- _EXERCISE_
Count every line of the data that includes "debridement". State only the number.

══ INFORMATION GIVEN ══

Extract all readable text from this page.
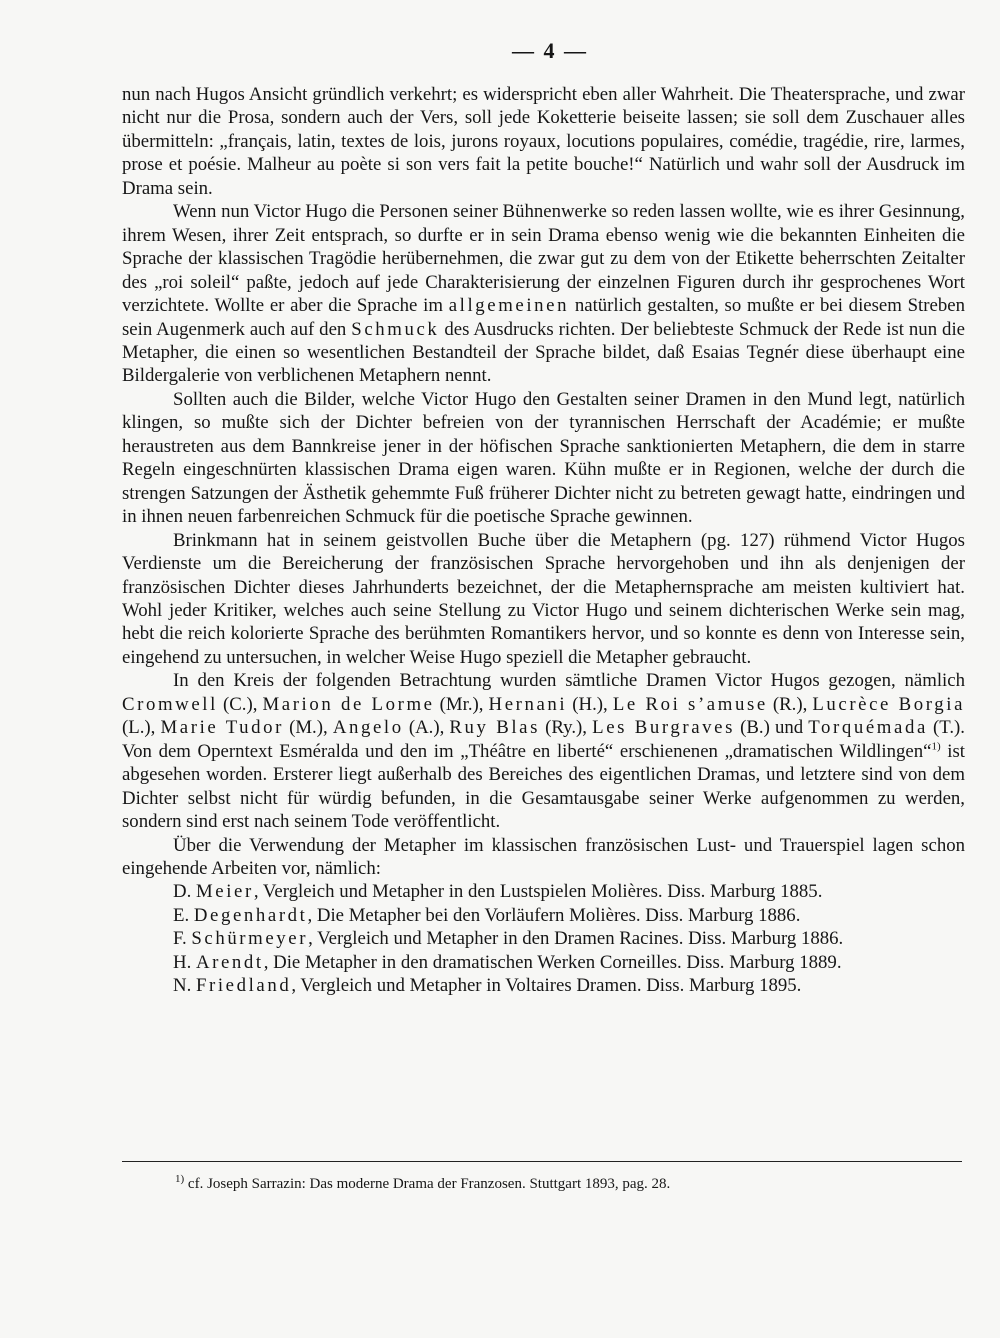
— 4 —

nun nach Hugos Ansicht gründlich verkehrt; es widerspricht eben aller Wahrheit. Die Theatersprache, und zwar nicht nur die Prosa, sondern auch der Vers, soll jede Koketterie beiseite lassen; sie soll dem Zuschauer alles übermitteln: „français, latin, textes de lois, jurons royaux, locutions populaires, comédie, tragédie, rire, larmes, prose et poésie. Malheur au poète si son vers fait la petite bouche!“ Natürlich und wahr soll der Ausdruck im Drama sein.

Wenn nun Victor Hugo die Personen seiner Bühnenwerke so reden lassen wollte, wie es ihrer Gesinnung, ihrem Wesen, ihrer Zeit entsprach, so durfte er in sein Drama ebenso wenig wie die bekannten Einheiten die Sprache der klassischen Tragödie herübernehmen, die zwar gut zu dem von der Etikette beherrschten Zeitalter des „roi soleil“ paßte, jedoch auf jede Charakterisierung der einzelnen Figuren durch ihr gesprochenes Wort verzichtete. Wollte er aber die Sprache im allgemeinen natürlich gestalten, so mußte er bei diesem Streben sein Augenmerk auch auf den Schmuck des Ausdrucks richten. Der beliebteste Schmuck der Rede ist nun die Metapher, die einen so wesentlichen Bestandteil der Sprache bildet, daß Esaias Tegnér diese überhaupt eine Bildergalerie von verblichenen Metaphern nennt.

Sollten auch die Bilder, welche Victor Hugo den Gestalten seiner Dramen in den Mund legt, natürlich klingen, so mußte sich der Dichter befreien von der tyrannischen Herrschaft der Académie; er mußte heraustreten aus dem Bannkreise jener in der höfischen Sprache sanktionierten Metaphern, die dem in starre Regeln eingeschnürten klassischen Drama eigen waren. Kühn mußte er in Regionen, welche der durch die strengen Satzungen der Ästhetik gehemmte Fuß früherer Dichter nicht zu betreten gewagt hatte, eindringen und in ihnen neuen farbenreichen Schmuck für die poetische Sprache gewinnen.

Brinkmann hat in seinem geistvollen Buche über die Metaphern (pg. 127) rühmend Victor Hugos Verdienste um die Bereicherung der französischen Sprache hervorgehoben und ihn als denjenigen der französischen Dichter dieses Jahrhunderts bezeichnet, der die Metaphernsprache am meisten kultiviert hat. Wohl jeder Kritiker, welches auch seine Stellung zu Victor Hugo und seinem dichterischen Werke sein mag, hebt die reich kolorierte Sprache des berühmten Romantikers hervor, und so konnte es denn von Interesse sein, eingehend zu untersuchen, in welcher Weise Hugo speziell die Metapher gebraucht.

In den Kreis der folgenden Betrachtung wurden sämtliche Dramen Victor Hugos gezogen, nämlich Cromwell (C.), Marion de Lorme (Mr.), Hernani (H.), Le Roi s’amuse (R.), Lucrèce Borgia (L.), Marie Tudor (M.), Angelo (A.), Ruy Blas (Ry.), Les Burgraves (B.) und Torquémada (T.). Von dem Operntext Esméralda und den im „Théâtre en liberté“ erschienenen „dramatischen Wildlingen“$^{1)}$ ist abgesehen worden. Ersterer liegt außerhalb des Bereiches des eigentlichen Dramas, und letztere sind von dem Dichter selbst nicht für würdig befunden, in die Gesamtausgabe seiner Werke aufgenommen zu werden, sondern sind erst nach seinem Tode veröffentlicht.

Über die Verwendung der Metapher im klassischen französischen Lust- und Trauerspiel lagen schon eingehende Arbeiten vor, nämlich:

D. Meier, Vergleich und Metapher in den Lustspielen Molières. Diss. Marburg 1885.
E. Degenhardt, Die Metapher bei den Vorläufern Molières. Diss. Marburg 1886.
F. Schürmeyer, Vergleich und Metapher in den Dramen Racines. Diss. Marburg 1886.
H. Arendt, Die Metapher in den dramatischen Werken Corneilles. Diss. Marburg 1889.
N. Friedland, Vergleich und Metapher in Voltaires Dramen. Diss. Marburg 1895.
$^{1)}$ cf. Joseph Sarrazin: Das moderne Drama der Franzosen. Stuttgart 1893, pag. 28.
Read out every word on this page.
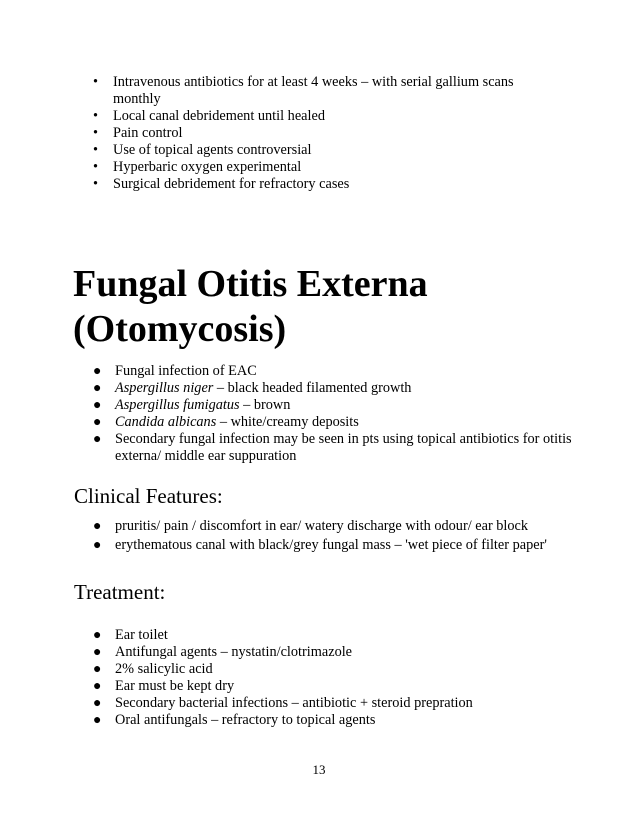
• Intravenous antibiotics for at least 4 weeks – with serial gallium scans monthly
• Local canal debridement until healed
• Pain control
• Use of topical agents controversial
• Hyperbaric oxygen experimental
• Surgical debridement for refractory cases
Fungal Otitis Externa (Otomycosis)
● Fungal infection of EAC
● Aspergillus niger – black headed filamented growth
● Aspergillus fumigatus – brown
● Candida albicans – white/creamy deposits
● Secondary fungal infection may be seen in pts using topical antibiotics for otitis externa/ middle ear suppuration
Clinical Features:
● pruritis/ pain / discomfort in ear/ watery discharge with odour/ ear block
● erythematous canal with black/grey fungal mass – 'wet piece of filter paper'
Treatment:
● Ear toilet
● Antifungal agents – nystatin/clotrimazole
● 2% salicylic acid
● Ear must be kept dry
● Secondary bacterial infections – antibiotic + steroid prepration
● Oral antifungals – refractory to topical agents
13
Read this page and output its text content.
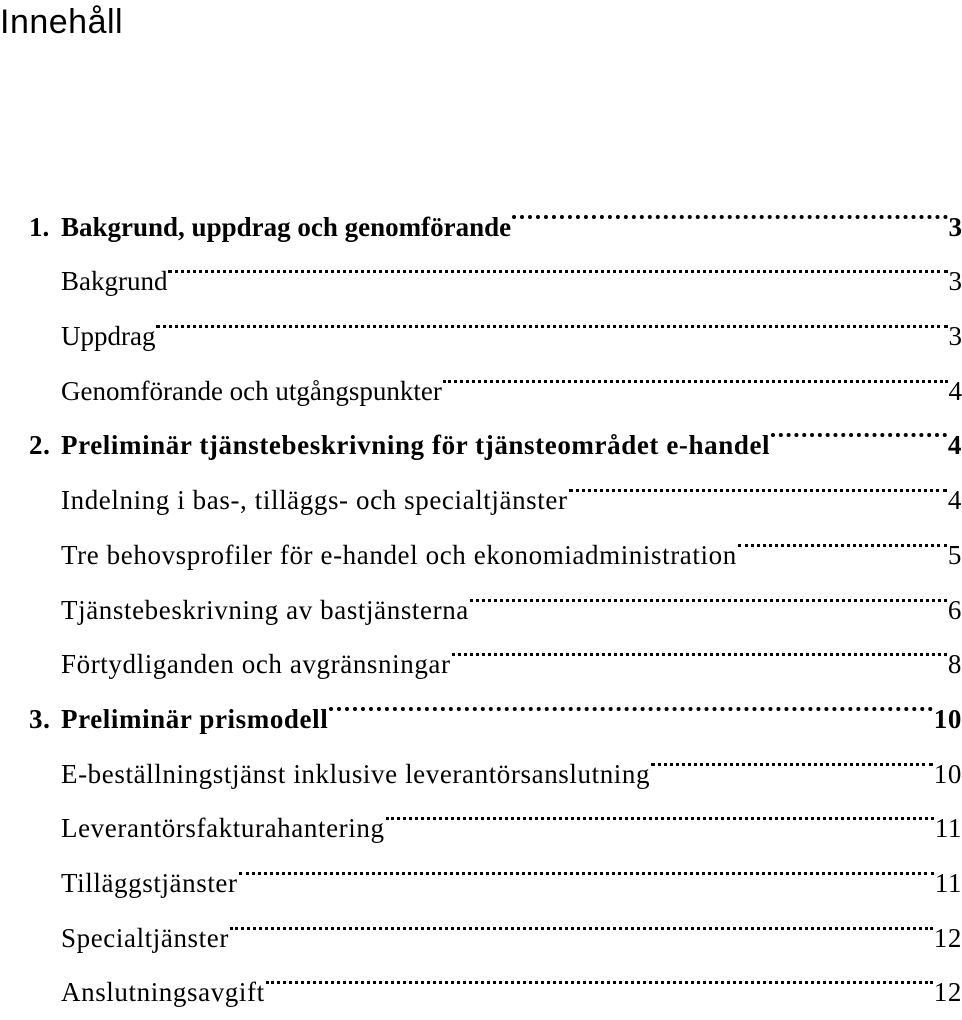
Innehåll
1. Bakgrund, uppdrag och genomförande	3
Bakgrund	3
Uppdrag	3
Genomförande och utgångspunkter	4
2. Preliminär tjänstebeskrivning för tjänsteområdet e-handel	4
Indelning i bas-, tilläggs- och specialtjänster	4
Tre behovsprofiler för e-handel och ekonomiadministration	5
Tjänstebeskrivning av bastjänsterna	6
Förtydliganden och avgränsningar	8
3. Preliminär prismodell	10
E-beställningstjänst inklusive leverantörsanslutning	10
Leverantörsfakturahantering	11
Tilläggstjänster	11
Specialtjänster	12
Anslutningsavgift	12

═══

- _RESULT OF THE EXERCISE_
2